## Task requirements
Go through the material below and copy out every line that contains the string "ticker".

## Records for processing
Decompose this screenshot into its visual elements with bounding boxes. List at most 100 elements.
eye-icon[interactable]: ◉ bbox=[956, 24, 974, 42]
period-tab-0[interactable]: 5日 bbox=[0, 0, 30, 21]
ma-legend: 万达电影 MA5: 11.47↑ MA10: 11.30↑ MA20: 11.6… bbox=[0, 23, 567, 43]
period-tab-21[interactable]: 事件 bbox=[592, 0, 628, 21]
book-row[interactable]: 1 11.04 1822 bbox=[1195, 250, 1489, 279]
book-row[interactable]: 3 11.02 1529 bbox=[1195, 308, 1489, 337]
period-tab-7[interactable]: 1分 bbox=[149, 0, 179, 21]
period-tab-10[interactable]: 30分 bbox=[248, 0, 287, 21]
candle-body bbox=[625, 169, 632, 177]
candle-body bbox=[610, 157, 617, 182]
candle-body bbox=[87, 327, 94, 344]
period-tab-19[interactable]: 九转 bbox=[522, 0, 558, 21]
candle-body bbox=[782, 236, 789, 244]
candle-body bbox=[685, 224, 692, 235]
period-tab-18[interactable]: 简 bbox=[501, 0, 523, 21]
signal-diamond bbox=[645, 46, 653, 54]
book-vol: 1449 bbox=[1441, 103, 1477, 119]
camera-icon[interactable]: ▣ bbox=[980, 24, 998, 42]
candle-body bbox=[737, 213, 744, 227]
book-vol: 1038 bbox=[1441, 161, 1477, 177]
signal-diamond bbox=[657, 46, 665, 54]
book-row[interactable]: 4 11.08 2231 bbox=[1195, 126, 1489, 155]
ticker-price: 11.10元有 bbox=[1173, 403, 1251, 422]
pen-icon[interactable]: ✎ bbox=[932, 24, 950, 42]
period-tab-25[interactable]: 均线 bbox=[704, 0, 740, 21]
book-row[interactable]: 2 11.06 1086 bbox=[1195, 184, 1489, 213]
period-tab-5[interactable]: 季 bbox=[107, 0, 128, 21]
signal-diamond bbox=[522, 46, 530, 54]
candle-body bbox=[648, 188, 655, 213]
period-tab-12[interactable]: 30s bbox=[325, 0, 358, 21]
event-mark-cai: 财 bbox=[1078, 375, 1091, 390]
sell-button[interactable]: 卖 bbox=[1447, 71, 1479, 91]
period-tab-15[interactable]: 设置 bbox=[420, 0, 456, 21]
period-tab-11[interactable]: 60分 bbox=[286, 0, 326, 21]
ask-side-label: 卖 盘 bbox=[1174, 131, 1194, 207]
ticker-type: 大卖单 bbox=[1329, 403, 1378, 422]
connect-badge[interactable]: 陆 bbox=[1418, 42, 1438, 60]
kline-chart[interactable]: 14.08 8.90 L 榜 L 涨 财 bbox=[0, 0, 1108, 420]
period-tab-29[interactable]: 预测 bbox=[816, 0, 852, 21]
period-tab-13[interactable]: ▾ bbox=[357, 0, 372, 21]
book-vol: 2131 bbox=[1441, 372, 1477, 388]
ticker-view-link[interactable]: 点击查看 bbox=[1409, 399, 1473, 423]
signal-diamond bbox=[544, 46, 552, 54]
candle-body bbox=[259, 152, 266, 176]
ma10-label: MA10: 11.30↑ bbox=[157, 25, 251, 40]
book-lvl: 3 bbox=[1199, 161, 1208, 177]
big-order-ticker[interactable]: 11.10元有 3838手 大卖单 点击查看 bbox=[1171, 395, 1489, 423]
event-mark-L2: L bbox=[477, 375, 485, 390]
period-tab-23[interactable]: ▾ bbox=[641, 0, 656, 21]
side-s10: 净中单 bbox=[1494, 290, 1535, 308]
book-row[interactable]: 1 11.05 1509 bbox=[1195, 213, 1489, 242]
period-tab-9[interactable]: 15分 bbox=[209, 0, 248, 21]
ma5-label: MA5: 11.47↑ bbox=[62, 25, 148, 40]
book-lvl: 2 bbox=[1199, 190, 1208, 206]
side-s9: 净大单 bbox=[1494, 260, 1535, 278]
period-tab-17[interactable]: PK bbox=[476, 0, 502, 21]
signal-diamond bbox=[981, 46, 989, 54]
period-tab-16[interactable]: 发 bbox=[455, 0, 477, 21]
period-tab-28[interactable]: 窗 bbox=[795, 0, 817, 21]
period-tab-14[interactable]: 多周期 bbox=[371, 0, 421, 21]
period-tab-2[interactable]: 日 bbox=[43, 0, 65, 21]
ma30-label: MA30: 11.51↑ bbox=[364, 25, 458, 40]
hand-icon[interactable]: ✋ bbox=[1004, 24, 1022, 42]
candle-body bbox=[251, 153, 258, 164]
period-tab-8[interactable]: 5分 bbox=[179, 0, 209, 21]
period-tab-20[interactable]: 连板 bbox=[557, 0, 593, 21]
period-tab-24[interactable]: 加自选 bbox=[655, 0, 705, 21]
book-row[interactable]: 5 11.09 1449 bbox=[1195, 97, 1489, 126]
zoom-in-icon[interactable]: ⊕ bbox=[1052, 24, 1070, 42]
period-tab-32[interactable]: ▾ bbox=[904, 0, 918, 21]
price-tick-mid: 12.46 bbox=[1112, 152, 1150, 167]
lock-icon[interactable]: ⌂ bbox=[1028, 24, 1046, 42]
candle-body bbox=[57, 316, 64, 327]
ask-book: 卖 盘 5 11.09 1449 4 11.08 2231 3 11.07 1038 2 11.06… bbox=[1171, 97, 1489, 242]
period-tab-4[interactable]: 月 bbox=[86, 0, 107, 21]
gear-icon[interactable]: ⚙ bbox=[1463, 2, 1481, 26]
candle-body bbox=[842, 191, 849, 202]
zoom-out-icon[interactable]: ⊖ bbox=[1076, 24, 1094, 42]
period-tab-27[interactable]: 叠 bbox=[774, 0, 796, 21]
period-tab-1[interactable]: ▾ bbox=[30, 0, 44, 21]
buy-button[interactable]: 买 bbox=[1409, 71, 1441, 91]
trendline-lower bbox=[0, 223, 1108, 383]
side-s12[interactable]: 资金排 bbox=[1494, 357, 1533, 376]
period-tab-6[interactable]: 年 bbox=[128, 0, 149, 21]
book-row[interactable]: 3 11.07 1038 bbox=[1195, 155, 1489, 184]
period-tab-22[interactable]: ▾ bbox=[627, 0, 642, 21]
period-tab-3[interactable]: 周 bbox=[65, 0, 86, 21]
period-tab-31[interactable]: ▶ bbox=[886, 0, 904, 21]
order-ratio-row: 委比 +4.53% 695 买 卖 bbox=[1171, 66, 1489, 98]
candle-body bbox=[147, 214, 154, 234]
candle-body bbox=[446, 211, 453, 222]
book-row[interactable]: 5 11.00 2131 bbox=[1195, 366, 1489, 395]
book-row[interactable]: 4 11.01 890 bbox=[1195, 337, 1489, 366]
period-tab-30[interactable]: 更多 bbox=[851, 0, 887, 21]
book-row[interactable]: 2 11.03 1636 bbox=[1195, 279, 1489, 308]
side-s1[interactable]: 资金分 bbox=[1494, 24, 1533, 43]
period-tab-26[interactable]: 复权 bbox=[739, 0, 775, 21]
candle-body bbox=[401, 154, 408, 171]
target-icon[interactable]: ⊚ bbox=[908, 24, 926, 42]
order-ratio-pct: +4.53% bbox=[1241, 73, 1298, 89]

## Complete answer
ticker-price: 11.10元有 bbox=[1173, 403, 1251, 422]
ticker-type: 大卖单 bbox=[1329, 403, 1378, 422]
ticker-view-link[interactable]: 点击查看 bbox=[1409, 399, 1473, 423]
big-order-ticker[interactable]: 11.10元有 3838手 大卖单 点击查看 bbox=[1171, 395, 1489, 423]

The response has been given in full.